> [STATED PROBLEM]:
Using the data below, repeat all of it precisely.

· · ·

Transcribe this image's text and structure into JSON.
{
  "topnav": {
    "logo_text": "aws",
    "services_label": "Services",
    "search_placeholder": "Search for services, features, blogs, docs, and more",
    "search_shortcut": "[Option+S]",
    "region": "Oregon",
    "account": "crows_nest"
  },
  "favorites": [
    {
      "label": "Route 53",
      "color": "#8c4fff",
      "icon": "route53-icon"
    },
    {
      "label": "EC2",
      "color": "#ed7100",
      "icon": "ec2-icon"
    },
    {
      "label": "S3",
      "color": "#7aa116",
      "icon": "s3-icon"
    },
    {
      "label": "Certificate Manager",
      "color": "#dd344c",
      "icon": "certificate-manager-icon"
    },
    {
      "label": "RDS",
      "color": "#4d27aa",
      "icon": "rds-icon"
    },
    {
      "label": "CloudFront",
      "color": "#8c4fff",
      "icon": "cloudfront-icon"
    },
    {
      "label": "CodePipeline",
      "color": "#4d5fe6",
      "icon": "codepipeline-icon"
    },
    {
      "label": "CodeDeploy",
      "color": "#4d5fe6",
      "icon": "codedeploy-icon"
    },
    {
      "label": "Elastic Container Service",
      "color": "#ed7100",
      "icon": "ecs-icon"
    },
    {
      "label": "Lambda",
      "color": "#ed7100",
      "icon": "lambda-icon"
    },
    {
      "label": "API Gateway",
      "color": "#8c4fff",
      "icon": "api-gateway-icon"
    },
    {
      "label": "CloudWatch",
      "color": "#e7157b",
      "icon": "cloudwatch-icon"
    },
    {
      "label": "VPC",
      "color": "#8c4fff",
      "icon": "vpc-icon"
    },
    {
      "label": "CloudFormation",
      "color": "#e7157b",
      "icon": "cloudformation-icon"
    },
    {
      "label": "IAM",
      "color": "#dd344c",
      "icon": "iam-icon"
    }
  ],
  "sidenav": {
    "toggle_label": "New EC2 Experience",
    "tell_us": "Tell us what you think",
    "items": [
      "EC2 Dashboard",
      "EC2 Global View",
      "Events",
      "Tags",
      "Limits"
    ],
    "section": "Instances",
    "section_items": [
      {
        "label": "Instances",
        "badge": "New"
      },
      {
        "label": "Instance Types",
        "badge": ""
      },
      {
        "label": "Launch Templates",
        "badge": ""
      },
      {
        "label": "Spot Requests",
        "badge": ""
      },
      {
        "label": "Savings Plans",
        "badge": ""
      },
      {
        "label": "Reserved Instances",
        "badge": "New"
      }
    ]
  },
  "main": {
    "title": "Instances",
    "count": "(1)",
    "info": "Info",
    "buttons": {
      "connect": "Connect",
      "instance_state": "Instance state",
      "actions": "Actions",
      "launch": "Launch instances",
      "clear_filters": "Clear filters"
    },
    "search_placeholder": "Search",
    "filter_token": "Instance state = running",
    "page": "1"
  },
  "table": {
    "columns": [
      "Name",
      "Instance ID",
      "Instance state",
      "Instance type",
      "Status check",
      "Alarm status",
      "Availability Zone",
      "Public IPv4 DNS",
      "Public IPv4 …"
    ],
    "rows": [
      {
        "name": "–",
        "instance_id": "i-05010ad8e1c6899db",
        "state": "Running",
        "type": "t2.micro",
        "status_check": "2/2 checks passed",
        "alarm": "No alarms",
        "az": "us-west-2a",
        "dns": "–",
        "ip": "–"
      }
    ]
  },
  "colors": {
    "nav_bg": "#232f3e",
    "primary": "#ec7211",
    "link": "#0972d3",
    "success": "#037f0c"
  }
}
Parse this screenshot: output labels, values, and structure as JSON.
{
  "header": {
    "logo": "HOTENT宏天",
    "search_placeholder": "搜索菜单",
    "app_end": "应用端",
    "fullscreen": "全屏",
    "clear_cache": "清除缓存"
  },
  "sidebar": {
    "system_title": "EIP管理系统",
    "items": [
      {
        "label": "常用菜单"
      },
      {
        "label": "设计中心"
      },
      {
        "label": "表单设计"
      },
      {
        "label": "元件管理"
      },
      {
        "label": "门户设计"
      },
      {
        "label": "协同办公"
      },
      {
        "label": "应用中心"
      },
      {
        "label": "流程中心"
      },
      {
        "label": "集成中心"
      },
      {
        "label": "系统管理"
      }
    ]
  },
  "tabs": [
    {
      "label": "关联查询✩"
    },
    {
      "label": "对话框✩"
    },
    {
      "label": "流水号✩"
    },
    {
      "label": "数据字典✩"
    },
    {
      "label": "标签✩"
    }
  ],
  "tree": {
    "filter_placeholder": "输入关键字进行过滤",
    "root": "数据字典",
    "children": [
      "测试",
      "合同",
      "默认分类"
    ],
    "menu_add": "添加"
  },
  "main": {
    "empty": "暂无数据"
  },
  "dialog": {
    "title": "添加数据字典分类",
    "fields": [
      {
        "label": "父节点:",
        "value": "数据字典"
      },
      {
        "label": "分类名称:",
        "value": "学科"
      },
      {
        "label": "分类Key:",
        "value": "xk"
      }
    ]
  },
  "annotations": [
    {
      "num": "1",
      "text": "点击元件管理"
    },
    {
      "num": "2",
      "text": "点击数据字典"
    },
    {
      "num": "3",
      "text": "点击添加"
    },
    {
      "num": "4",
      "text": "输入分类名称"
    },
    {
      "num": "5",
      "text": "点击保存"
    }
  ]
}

· · ·

> [EXERCISE RESPONSE]:
Transcribe this image's text and structure into JSON.
{
  "topnav": {
    "logo_text": "aws",
    "services_label": "Services",
    "search_placeholder": "Search for services, features, blogs, docs, and more",
    "search_shortcut": "[Option+S]",
    "region": "Oregon",
    "account": "crows_nest"
  },
  "favorites": [
    {
      "label": "Route 53",
      "color": "#8c4fff",
      "icon": "route53-icon"
    },
    {
      "label": "EC2",
      "color": "#ed7100",
      "icon": "ec2-icon"
    },
    {
      "label": "S3",
      "color": "#7aa116",
      "icon": "s3-icon"
    },
    {
      "label": "Certificate Manager",
      "color": "#dd344c",
      "icon": "certificate-manager-icon"
    },
    {
      "label": "RDS",
      "color": "#4d27aa",
      "icon": "rds-icon"
    },
    {
      "label": "CloudFront",
      "color": "#8c4fff",
      "icon": "cloudfront-icon"
    },
    {
      "label": "CodePipeline",
      "color": "#4d5fe6",
      "icon": "codepipeline-icon"
    },
    {
      "label": "CodeDeploy",
      "color": "#4d5fe6",
      "icon": "codedeploy-icon"
    },
    {
      "label": "Elastic Container Service",
      "color": "#ed7100",
      "icon": "ecs-icon"
    },
    {
      "label": "Lambda",
      "color": "#ed7100",
      "icon": "lambda-icon"
    },
    {
      "label": "API Gateway",
      "color": "#8c4fff",
      "icon": "api-gateway-icon"
    },
    {
      "label": "CloudWatch",
      "color": "#e7157b",
      "icon": "cloudwatch-icon"
    },
    {
      "label": "VPC",
      "color": "#8c4fff",
      "icon": "vpc-icon"
    },
    {
      "label": "CloudFormation",
      "color": "#e7157b",
      "icon": "cloudformation-icon"
    },
    {
      "label": "IAM",
      "color": "#dd344c",
      "icon": "iam-icon"
    }
  ],
  "sidenav": {
    "toggle_label": "New EC2 Experience",
    "tell_us": "Tell us what you think",
    "items": [
      "EC2 Dashboard",
      "EC2 Global View",
      "Events",
      "Tags",
      "Limits"
    ],
    "section": "Instances",
    "section_items": [
      {
        "label": "Instances",
        "badge": "New"
      },
      {
        "label": "Instance Types",
        "badge": ""
      },
      {
        "label": "Launch Templates",
        "badge": ""
      },
      {
        "label": "Spot Requests",
        "badge": ""
      },
      {
        "label": "Savings Plans",
        "badge": ""
      },
      {
        "label": "Reserved Instances",
        "badge": "New"
      }
    ]
  },
  "main": {
    "title": "Instances",
    "count": "(1)",
    "info": "Info",
    "buttons": {
      "connect": "Connect",
      "instance_state": "Instance state",
      "actions": "Actions",
      "launch": "Launch instances",
      "clear_filters": "Clear filters"
    },
    "search_placeholder": "Search",
    "filter_token": "Instance state = running",
    "page": "1"
  },
  "table": {
    "columns": [
      "Name",
      "Instance ID",
      "Instance state",
      "Instance type",
      "Status check",
      "Alarm status",
      "Availability Zone",
      "Public IPv4 DNS",
      "Public IPv4 …"
    ],
    "rows": [
      {
        "name": "–",
        "instance_id": "i-05010ad8e1c6899db",
        "state": "Running",
        "type": "t2.micro",
        "status_check": "2/2 checks passed",
        "alarm": "No alarms",
        "az": "us-west-2a",
        "dns": "–",
        "ip": "–"
      }
    ]
  },
  "colors": {
    "nav_bg": "#232f3e",
    "primary": "#ec7211",
    "link": "#0972d3",
    "success": "#037f0c"
  }
}
Parse this screenshot: output labels, values, and structure as JSON.
{
  "header": {
    "logo": "HOTENT宏天",
    "search_placeholder": "搜索菜单",
    "app_end": "应用端",
    "fullscreen": "全屏",
    "clear_cache": "清除缓存"
  },
  "sidebar": {
    "system_title": "EIP管理系统",
    "items": [
      {
        "label": "常用菜单"
      },
      {
        "label": "设计中心"
      },
      {
        "label": "表单设计"
      },
      {
        "label": "元件管理"
      },
      {
        "label": "门户设计"
      },
      {
        "label": "协同办公"
      },
      {
        "label": "应用中心"
      },
      {
        "label": "流程中心"
      },
      {
        "label": "集成中心"
      },
      {
        "label": "系统管理"
      }
    ]
  },
  "tabs": [
    {
      "label": "关联查询✩"
    },
    {
      "label": "对话框✩"
    },
    {
      "label": "流水号✩"
    },
    {
      "label": "数据字典✩"
    },
    {
      "label": "标签✩"
    }
  ],
  "tree": {
    "filter_placeholder": "输入关键字进行过滤",
    "root": "数据字典",
    "children": [
      "测试",
      "合同",
      "默认分类"
    ],
    "menu_add": "添加"
  },
  "main": {
    "empty": "暂无数据"
  },
  "dialog": {
    "title": "添加数据字典分类",
    "fields": [
      {
        "label": "父节点:",
        "value": "数据字典"
      },
      {
        "label": "分类名称:",
        "value": "学科"
      },
      {
        "label": "分类Key:",
        "value": "xk"
      }
    ]
  },
  "annotations": [
    {
      "num": "1",
      "text": "点击元件管理"
    },
    {
      "num": "2",
      "text": "点击数据字典"
    },
    {
      "num": "3",
      "text": "点击添加"
    },
    {
      "num": "4",
      "text": "输入分类名称"
    },
    {
      "num": "5",
      "text": "点击保存"
    }
  ]
}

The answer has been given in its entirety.